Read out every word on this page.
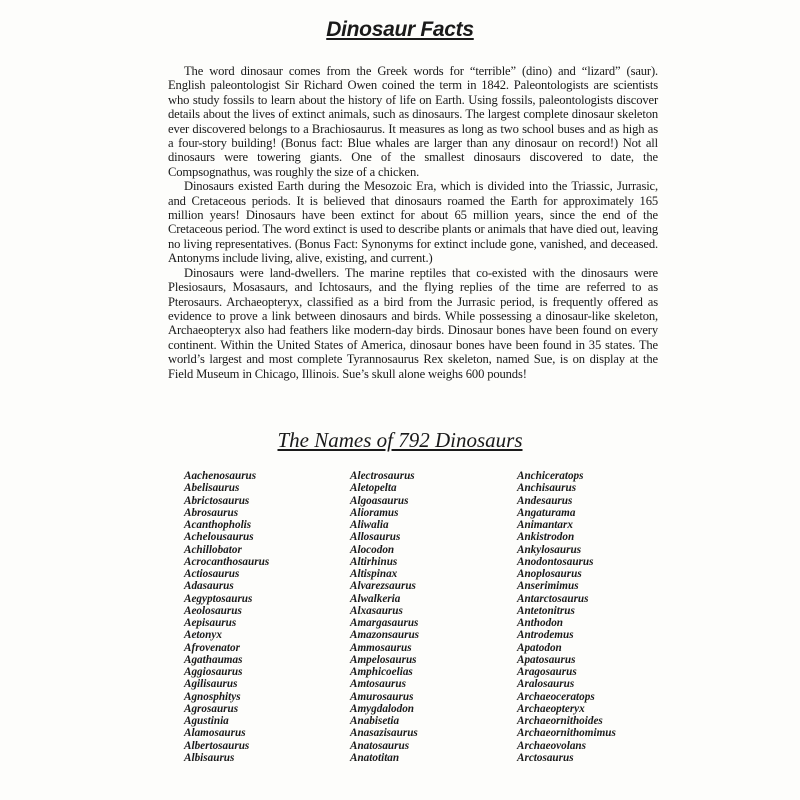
Dinosaur Facts

The word dinosaur comes from the Greek words for “terrible” (dino) and “lizard” (saur). English paleontologist Sir Richard Owen coined the term in 1842. Paleontologists are scientists who study fossils to learn about the history of life on Earth. Using fossils, paleontologists discover details about the lives of extinct animals, such as dinosaurs. The largest complete dinosaur skeleton ever discovered belongs to a Brachiosaurus. It measures as long as two school buses and as high as a four-story building! (Bonus fact: Blue whales are larger than any dinosaur on record!) Not all dinosaurs were towering giants. One of the smallest dinosaurs discovered to date, the Compsognathus, was roughly the size of a chicken.

Dinosaurs existed Earth during the Mesozoic Era, which is divided into the Triassic, Jurrasic, and Cretaceous periods. It is believed that dinosaurs roamed the Earth for approximately 165 million years! Dinosaurs have been extinct for about 65 million years, since the end of the Cretaceous period. The word extinct is used to describe plants or animals that have died out, leaving no living representatives. (Bonus Fact: Synonyms for extinct include gone, vanished, and deceased. Antonyms include living, alive, existing, and current.)

Dinosaurs were land-dwellers. The marine reptiles that co-existed with the dinosaurs were Plesiosaurs, Mosasaurs, and Ichtosaurs, and the flying replies of the time are referred to as Pterosaurs. Archaeopteryx, classified as a bird from the Jurrasic period, is frequently offered as evidence to prove a link between dinosaurs and birds. While possessing a dinosaur-like skeleton, Archaeopteryx also had feathers like modern-day birds. Dinosaur bones have been found on every continent. Within the United States of America, dinosaur bones have been found in 35 states. The world’s largest and most complete Tyrannosaurus Rex skeleton, named Sue, is on display at the Field Museum in Chicago, Illinois. Sue’s skull alone weighs 600 pounds!

The Names of 792 Dinosaurs
Aachenosaurus
Abelisaurus
Abrictosaurus
Abrosaurus
Acanthopholis
Achelousaurus
Achillobator
Acrocanthosaurus
Actiosaurus
Adasaurus
Aegyptosaurus
Aeolosaurus
Aepisaurus
Aetonyx
Afrovenator
Agathaumas
Aggiosaurus
Agilisaurus
Agnosphitys
Agrosaurus
Agustinia
Alamosaurus
Albertosaurus
Albisaurus
Alectrosaurus
Aletopelta
Algoasaurus
Alioramus
Aliwalia
Allosaurus
Alocodon
Altirhinus
Altispinax
Alvarezsaurus
Alwalkeria
Alxasaurus
Amargasaurus
Amazonsaurus
Ammosaurus
Ampelosaurus
Amphicoelias
Amtosaurus
Amurosaurus
Amygdalodon
Anabisetia
Anasazisaurus
Anatosaurus
Anatotitan
Anchiceratops
Anchisaurus
Andesaurus
Angaturama
Animantarx
Ankistrodon
Ankylosaurus
Anodontosaurus
Anoplosaurus
Anserimimus
Antarctosaurus
Antetonitrus
Anthodon
Antrodemus
Apatodon
Apatosaurus
Aragosaurus
Aralosaurus
Archaeoceratops
Archaeopteryx
Archaeornithoides
Archaeornithomimus
Archaeovolans
Arctosaurus
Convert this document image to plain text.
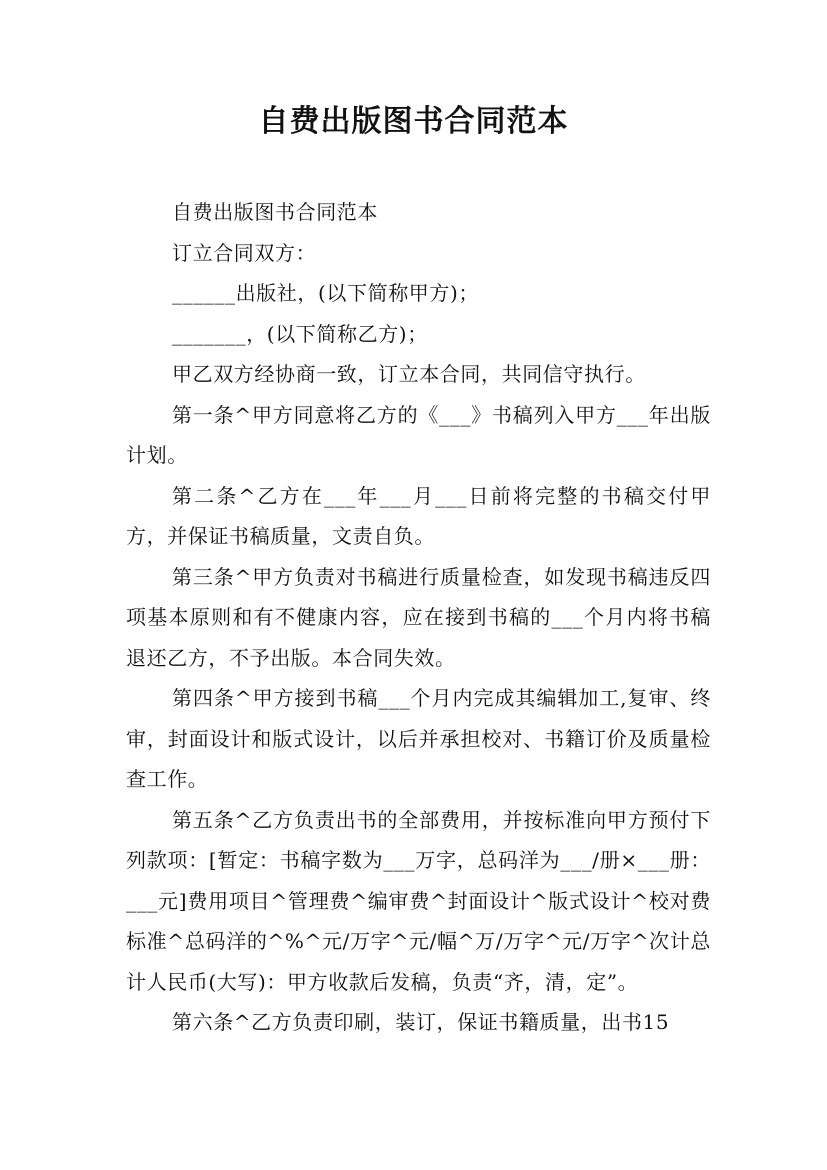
自费出版图书合同范本

自费出版图书合同范本

订立合同双方：

______出版社，(以下简称甲方)；

_______，(以下简称乙方)；

甲乙双方经协商一致，订立本合同，共同信守执行。

第一条^甲方同意将乙方的《___》书稿列入甲方___年出版计划。

第二条^乙方在___年___月___日前将完整的书稿交付甲方，并保证书稿质量，文责自负。

第三条^甲方负责对书稿进行质量检查，如发现书稿违反四项基本原则和有不健康内容，应在接到书稿的___个月内将书稿退还乙方，不予出版。本合同失效。

第四条^甲方接到书稿___个月内完成其编辑加工,复审、终审，封面设计和版式设计，以后并承担校对、书籍订价及质量检查工作。

第五条^乙方负责出书的全部费用，并按标准向甲方预付下列款项：[暂定：书稿字数为___万字，总码洋为___/册×___册：___元]费用项目^管理费^编审费^封面设计^版式设计^校对费标准^总码洋的^%^元/万字^元/幅^万/万字^元/万字^次计总计人民币(大写)：甲方收款后发稿，负责“齐，清，定”。

第六条^乙方负责印刷，装订，保证书籍质量，出书15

------------

## What is needed
Find each line with the string "Archaeopteryx" and copy it out.

## Expected answer
Dinosaurs were land-dwellers. The marine reptiles that co-existed with the dinosaurs were Plesiosaurs, Mosasaurs, and Ichtosaurs, and the flying replies of the time are referred to as Pterosaurs. Archaeopteryx, classified as a bird from the Jurrasic period, is frequently offered as evidence to prove a link between dinosaurs and birds. While possessing a dinosaur-like skeleton, Archaeopteryx also had feathers like modern-day birds. Dinosaur bones have been found on every continent. Within the United States of America, dinosaur bones have been found in 35 states. The world’s largest and most complete Tyrannosaurus Rex skeleton, named Sue, is on display at the Field Museum in Chicago, Illinois. Sue’s skull alone weighs 600 pounds!
Archaeopteryx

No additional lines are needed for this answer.